+++ RECORDS FOR THIS TASK
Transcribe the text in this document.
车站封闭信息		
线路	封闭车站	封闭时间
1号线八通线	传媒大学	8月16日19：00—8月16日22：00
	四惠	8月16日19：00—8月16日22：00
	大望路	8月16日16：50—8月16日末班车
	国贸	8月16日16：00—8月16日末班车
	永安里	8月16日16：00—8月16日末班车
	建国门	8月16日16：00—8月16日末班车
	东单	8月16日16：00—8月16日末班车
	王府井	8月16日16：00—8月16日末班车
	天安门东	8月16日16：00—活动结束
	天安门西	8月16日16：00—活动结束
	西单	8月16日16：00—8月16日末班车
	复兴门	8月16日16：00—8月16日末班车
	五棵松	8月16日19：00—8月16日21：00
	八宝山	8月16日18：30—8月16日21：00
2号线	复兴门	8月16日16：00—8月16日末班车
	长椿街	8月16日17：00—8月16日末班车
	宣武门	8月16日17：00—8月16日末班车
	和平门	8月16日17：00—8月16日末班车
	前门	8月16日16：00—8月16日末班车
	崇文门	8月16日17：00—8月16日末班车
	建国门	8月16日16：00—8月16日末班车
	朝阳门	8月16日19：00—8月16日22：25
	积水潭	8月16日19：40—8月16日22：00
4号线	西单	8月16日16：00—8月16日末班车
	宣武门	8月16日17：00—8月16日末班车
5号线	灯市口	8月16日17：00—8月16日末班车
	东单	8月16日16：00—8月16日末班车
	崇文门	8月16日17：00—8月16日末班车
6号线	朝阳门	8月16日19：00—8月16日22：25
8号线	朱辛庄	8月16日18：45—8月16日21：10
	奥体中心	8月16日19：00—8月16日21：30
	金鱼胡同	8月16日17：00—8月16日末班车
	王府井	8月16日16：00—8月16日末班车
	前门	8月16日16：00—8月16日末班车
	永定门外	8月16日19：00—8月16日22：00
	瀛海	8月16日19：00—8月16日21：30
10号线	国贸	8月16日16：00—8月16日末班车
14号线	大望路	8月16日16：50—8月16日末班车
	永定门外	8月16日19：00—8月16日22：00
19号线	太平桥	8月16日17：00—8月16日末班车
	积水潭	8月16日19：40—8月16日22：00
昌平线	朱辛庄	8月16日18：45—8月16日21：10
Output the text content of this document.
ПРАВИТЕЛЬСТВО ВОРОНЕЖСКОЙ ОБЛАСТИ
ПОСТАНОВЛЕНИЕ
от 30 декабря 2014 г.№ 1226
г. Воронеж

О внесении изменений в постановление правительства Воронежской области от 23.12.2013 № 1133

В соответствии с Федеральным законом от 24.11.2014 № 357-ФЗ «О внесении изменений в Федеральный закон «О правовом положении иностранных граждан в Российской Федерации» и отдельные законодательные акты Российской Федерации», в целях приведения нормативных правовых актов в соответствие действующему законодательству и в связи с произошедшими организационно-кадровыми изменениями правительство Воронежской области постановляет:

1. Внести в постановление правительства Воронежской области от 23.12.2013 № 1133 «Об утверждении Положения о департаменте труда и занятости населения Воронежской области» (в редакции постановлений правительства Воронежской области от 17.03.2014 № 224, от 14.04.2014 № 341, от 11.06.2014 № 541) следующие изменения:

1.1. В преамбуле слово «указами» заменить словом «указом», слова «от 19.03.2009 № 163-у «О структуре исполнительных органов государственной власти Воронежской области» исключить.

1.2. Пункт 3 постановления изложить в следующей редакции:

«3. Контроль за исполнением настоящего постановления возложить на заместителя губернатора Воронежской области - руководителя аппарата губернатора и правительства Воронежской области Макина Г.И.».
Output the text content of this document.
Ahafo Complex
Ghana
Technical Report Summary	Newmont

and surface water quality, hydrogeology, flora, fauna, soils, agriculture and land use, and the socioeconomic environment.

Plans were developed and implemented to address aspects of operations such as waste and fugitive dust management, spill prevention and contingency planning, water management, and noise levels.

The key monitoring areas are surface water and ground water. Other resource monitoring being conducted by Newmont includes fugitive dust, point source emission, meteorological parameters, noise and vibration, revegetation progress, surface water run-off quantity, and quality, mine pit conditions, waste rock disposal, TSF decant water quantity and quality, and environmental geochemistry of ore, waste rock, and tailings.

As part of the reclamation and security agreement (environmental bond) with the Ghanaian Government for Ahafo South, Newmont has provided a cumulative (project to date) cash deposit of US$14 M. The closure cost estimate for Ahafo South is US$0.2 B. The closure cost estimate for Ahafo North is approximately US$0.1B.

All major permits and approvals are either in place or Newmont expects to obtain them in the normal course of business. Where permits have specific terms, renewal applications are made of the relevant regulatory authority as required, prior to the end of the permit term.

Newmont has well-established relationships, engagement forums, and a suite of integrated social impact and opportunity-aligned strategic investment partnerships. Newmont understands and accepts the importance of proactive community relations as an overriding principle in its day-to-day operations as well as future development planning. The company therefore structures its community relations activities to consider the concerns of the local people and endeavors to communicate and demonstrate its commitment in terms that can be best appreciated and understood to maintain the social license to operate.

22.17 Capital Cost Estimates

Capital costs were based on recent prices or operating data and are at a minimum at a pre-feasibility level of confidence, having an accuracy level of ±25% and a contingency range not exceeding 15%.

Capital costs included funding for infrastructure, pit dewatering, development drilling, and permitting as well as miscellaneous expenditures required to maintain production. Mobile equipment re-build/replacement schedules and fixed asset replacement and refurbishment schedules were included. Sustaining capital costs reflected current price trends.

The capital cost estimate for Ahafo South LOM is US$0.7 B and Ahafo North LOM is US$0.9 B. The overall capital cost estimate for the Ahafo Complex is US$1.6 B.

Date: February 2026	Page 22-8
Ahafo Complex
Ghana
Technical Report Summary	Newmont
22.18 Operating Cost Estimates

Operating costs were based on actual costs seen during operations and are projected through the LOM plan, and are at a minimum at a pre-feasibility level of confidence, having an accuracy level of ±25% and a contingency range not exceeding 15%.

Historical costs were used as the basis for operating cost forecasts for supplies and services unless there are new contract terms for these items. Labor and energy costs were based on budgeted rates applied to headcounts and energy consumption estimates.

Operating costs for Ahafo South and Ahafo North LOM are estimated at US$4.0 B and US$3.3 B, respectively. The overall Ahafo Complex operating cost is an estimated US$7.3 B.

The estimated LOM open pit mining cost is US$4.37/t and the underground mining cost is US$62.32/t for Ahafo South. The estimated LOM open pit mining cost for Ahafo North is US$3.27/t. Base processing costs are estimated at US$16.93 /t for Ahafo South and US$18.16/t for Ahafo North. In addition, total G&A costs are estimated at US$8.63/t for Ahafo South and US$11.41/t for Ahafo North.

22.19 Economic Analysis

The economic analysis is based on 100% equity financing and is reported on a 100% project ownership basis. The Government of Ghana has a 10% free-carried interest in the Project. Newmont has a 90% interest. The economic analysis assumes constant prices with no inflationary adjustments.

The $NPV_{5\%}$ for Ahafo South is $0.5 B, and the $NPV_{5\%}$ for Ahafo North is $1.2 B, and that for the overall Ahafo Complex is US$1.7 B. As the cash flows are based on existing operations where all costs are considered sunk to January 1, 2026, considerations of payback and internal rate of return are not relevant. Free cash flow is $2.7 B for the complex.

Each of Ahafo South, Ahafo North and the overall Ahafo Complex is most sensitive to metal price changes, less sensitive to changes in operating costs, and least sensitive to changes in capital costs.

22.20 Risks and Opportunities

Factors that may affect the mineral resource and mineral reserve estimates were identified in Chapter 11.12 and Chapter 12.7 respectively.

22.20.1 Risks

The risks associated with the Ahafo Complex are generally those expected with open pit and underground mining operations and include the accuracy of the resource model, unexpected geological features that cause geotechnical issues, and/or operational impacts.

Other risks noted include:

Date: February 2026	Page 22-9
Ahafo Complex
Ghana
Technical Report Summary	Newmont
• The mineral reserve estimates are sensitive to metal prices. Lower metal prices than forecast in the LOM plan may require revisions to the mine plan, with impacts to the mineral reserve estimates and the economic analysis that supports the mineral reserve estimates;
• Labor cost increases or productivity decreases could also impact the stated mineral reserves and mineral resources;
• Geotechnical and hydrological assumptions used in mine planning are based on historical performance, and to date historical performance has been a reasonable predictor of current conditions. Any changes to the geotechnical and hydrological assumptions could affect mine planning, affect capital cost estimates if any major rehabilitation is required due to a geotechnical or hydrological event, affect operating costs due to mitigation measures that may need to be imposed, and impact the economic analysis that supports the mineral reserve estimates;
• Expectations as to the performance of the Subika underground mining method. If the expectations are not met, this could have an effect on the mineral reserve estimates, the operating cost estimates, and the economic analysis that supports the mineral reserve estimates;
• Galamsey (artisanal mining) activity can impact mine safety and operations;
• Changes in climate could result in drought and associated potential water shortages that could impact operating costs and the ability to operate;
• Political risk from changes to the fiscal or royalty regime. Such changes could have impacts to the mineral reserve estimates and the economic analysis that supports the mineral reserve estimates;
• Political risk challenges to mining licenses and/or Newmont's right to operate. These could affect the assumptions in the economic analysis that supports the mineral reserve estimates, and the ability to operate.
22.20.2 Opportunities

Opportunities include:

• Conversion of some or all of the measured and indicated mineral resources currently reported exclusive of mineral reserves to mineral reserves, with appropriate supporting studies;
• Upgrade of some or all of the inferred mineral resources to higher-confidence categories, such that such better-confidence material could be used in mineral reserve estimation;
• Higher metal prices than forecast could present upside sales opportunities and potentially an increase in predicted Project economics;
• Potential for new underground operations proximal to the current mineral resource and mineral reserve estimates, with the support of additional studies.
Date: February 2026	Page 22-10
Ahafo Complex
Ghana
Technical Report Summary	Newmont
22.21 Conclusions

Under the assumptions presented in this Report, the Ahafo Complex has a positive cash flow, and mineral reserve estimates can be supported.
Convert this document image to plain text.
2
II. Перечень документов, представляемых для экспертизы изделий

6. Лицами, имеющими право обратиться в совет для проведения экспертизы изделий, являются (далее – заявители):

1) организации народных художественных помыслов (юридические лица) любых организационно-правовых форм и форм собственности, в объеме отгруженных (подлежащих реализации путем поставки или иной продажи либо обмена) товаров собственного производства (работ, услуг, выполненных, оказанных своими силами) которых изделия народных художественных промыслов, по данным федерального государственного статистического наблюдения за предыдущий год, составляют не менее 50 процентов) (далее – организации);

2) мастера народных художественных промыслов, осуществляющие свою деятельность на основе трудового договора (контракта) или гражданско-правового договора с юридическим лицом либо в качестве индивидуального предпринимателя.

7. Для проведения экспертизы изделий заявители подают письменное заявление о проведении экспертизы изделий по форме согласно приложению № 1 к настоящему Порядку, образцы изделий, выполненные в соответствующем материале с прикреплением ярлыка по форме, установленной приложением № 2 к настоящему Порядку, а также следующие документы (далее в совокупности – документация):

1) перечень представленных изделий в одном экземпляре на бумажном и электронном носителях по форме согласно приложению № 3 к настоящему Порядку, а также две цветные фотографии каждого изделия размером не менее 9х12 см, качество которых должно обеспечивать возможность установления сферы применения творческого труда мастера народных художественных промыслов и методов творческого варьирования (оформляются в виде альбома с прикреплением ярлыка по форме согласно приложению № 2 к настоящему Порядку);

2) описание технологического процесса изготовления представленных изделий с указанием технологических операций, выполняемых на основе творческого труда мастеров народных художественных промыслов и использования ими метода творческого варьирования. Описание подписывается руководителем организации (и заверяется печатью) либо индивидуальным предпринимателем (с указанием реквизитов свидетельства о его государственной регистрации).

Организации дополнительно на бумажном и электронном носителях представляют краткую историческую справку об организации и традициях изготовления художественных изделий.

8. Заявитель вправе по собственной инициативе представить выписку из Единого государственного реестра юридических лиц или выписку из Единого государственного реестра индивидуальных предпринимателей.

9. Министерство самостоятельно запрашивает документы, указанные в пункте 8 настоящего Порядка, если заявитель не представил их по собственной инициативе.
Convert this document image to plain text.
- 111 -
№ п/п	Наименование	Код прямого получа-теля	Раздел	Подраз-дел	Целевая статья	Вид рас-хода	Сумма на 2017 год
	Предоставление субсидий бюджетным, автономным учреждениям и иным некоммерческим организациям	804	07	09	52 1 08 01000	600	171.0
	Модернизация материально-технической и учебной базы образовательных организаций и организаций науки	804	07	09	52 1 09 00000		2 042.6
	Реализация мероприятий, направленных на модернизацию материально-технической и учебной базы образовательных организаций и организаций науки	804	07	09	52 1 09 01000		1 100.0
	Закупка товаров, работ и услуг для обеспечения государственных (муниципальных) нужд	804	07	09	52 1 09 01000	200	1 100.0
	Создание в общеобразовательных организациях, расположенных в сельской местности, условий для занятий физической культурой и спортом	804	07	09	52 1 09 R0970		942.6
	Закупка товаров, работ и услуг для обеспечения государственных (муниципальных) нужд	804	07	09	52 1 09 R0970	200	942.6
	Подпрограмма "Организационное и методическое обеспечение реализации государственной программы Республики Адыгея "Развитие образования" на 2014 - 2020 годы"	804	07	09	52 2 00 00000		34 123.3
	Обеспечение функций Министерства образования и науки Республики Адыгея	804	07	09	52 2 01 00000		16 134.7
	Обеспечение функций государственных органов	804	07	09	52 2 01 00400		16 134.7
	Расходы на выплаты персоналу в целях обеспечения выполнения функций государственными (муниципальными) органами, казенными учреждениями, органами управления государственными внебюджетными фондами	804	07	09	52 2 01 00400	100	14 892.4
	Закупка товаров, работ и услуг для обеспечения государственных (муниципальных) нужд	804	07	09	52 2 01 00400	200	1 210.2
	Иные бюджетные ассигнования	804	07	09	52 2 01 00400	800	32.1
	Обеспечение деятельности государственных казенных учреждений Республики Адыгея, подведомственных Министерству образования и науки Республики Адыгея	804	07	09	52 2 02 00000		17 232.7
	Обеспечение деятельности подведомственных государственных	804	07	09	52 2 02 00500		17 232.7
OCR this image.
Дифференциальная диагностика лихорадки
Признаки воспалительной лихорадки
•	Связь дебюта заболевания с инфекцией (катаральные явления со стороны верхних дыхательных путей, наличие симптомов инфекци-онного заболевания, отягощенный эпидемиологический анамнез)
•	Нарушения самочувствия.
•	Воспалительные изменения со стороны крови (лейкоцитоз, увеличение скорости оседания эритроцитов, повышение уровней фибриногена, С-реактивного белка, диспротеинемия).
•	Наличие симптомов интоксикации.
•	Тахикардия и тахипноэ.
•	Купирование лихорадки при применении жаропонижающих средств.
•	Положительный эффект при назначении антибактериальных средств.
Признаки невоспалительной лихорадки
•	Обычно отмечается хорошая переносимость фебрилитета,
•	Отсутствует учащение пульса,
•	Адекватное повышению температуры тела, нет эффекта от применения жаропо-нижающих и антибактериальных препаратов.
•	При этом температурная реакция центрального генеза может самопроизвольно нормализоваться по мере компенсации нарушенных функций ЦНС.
++++++
→ TO DO:
Copy out the lines in which the string "подведомственных" appears.

→ RESULT FOR THIS TASK:
	Обеспечение деятельности государственных казенных учреждений Республики Адыгея, подведомственных Министерству образования и науки Республики Адыгея	804	07	09	52 2 02 00000		17 232.7
	Обеспечение деятельности подведомственных государственных	804	07	09	52 2 02 00500		17 232.7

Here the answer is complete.